### EXERCISE TASK
Reproduce the records below exactly as they appear.

### RECORDS TO USE
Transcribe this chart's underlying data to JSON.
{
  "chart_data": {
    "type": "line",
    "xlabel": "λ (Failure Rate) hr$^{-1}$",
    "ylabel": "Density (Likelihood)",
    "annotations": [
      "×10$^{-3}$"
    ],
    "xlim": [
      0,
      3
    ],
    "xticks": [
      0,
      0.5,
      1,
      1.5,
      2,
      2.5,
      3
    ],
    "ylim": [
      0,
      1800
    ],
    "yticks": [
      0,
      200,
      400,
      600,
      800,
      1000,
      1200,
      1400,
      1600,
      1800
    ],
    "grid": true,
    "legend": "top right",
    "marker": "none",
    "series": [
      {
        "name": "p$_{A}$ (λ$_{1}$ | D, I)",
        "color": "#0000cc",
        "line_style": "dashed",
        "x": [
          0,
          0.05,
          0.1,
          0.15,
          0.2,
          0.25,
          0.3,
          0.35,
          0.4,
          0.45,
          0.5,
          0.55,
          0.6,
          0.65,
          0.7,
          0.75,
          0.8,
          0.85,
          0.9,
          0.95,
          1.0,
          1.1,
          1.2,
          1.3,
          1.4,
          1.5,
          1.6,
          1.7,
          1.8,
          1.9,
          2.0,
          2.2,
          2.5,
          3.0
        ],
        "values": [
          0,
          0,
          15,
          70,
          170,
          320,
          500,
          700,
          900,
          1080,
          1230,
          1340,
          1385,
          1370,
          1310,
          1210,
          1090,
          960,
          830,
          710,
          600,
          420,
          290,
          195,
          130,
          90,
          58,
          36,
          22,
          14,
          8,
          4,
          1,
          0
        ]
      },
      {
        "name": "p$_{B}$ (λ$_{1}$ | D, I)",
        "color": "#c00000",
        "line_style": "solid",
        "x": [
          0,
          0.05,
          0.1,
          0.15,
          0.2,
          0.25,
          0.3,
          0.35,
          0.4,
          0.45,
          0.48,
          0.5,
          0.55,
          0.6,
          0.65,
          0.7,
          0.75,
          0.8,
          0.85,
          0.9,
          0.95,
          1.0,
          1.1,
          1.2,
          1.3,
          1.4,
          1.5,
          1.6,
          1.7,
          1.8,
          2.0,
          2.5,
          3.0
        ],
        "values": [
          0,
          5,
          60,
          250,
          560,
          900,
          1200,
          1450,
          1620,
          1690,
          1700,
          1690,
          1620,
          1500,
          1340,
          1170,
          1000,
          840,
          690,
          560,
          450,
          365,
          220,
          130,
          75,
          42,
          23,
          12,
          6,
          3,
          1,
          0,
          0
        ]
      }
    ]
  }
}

### RESULT OF THE EXERCISE
Transcribe this chart's underlying data to JSON.
{
  "chart_data": {
    "type": "line",
    "xlabel": "λ (Failure Rate) hr$^{-1}$",
    "ylabel": "Density (Likelihood)",
    "annotations": [
      "×10$^{-3}$"
    ],
    "xlim": [
      0,
      3
    ],
    "xticks": [
      0,
      0.5,
      1,
      1.5,
      2,
      2.5,
      3
    ],
    "ylim": [
      0,
      1800
    ],
    "yticks": [
      0,
      200,
      400,
      600,
      800,
      1000,
      1200,
      1400,
      1600,
      1800
    ],
    "grid": true,
    "legend": "top right",
    "marker": "none",
    "series": [
      {
        "name": "p$_{A}$ (λ$_{1}$ | D, I)",
        "color": "#0000cc",
        "line_style": "dashed",
        "x": [
          0,
          0.05,
          0.1,
          0.15,
          0.2,
          0.25,
          0.3,
          0.35,
          0.4,
          0.45,
          0.5,
          0.55,
          0.6,
          0.65,
          0.7,
          0.75,
          0.8,
          0.85,
          0.9,
          0.95,
          1.0,
          1.1,
          1.2,
          1.3,
          1.4,
          1.5,
          1.6,
          1.7,
          1.8,
          1.9,
          2.0,
          2.2,
          2.5,
          3.0
        ],
        "values": [
          0,
          0,
          15,
          70,
          170,
          320,
          500,
          700,
          900,
          1080,
          1230,
          1340,
          1385,
          1370,
          1310,
          1210,
          1090,
          960,
          830,
          710,
          600,
          420,
          290,
          195,
          130,
          90,
          58,
          36,
          22,
          14,
          8,
          4,
          1,
          0
        ]
      },
      {
        "name": "p$_{B}$ (λ$_{1}$ | D, I)",
        "color": "#c00000",
        "line_style": "solid",
        "x": [
          0,
          0.05,
          0.1,
          0.15,
          0.2,
          0.25,
          0.3,
          0.35,
          0.4,
          0.45,
          0.48,
          0.5,
          0.55,
          0.6,
          0.65,
          0.7,
          0.75,
          0.8,
          0.85,
          0.9,
          0.95,
          1.0,
          1.1,
          1.2,
          1.3,
          1.4,
          1.5,
          1.6,
          1.7,
          1.8,
          2.0,
          2.5,
          3.0
        ],
        "values": [
          0,
          5,
          60,
          250,
          560,
          900,
          1200,
          1450,
          1620,
          1690,
          1700,
          1690,
          1620,
          1500,
          1340,
          1170,
          1000,
          840,
          690,
          560,
          450,
          365,
          220,
          130,
          75,
          42,
          23,
          12,
          6,
          3,
          1,
          0,
          0
        ]
      }
    ]
  }
}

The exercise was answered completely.